- Exercise task: Count how many lines of the data include "this". The answer is that number and nothing else.

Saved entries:
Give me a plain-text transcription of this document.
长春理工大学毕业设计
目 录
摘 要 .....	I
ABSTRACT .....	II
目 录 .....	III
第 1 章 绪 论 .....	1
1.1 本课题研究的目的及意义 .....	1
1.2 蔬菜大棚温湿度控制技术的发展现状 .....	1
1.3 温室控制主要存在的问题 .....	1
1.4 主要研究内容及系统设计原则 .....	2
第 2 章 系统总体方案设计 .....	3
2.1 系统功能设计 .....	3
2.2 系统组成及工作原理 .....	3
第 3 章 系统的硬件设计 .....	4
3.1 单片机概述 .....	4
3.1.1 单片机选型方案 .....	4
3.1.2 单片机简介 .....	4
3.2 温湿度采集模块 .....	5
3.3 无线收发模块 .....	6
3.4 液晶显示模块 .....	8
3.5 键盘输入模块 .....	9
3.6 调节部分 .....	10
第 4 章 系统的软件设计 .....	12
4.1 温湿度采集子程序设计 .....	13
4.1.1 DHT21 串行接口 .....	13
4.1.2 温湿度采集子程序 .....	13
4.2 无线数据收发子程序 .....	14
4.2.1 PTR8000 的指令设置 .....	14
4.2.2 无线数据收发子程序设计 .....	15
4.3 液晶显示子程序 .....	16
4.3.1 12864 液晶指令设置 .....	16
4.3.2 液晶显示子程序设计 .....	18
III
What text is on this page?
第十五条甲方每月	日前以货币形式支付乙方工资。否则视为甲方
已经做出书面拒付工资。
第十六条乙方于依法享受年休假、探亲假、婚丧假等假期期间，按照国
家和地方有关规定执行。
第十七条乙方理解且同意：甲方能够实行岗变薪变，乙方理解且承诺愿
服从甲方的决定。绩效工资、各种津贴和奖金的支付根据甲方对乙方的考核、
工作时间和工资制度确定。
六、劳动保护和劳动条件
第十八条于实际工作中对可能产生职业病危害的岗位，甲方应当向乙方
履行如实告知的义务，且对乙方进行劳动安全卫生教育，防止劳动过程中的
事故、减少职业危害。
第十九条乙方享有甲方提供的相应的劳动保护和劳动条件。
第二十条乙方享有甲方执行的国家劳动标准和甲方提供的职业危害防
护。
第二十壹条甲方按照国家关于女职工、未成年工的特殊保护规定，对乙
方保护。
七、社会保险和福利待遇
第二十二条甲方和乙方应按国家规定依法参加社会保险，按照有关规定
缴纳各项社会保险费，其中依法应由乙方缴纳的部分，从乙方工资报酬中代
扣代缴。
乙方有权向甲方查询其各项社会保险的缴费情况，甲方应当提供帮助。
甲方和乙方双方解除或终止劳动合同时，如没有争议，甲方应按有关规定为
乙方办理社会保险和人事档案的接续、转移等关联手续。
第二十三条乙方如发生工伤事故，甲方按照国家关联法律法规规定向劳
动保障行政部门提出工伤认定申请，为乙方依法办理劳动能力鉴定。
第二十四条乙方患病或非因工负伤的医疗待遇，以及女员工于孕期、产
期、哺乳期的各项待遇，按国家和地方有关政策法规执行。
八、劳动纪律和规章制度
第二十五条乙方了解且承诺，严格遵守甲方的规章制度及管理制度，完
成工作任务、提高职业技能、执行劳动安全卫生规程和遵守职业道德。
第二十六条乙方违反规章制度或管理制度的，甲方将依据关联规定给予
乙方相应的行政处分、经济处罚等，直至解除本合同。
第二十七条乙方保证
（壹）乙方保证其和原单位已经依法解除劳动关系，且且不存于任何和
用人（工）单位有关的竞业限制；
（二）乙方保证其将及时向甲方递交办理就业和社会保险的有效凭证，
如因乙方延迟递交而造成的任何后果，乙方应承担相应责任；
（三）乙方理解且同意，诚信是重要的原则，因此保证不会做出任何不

- Task answer: 2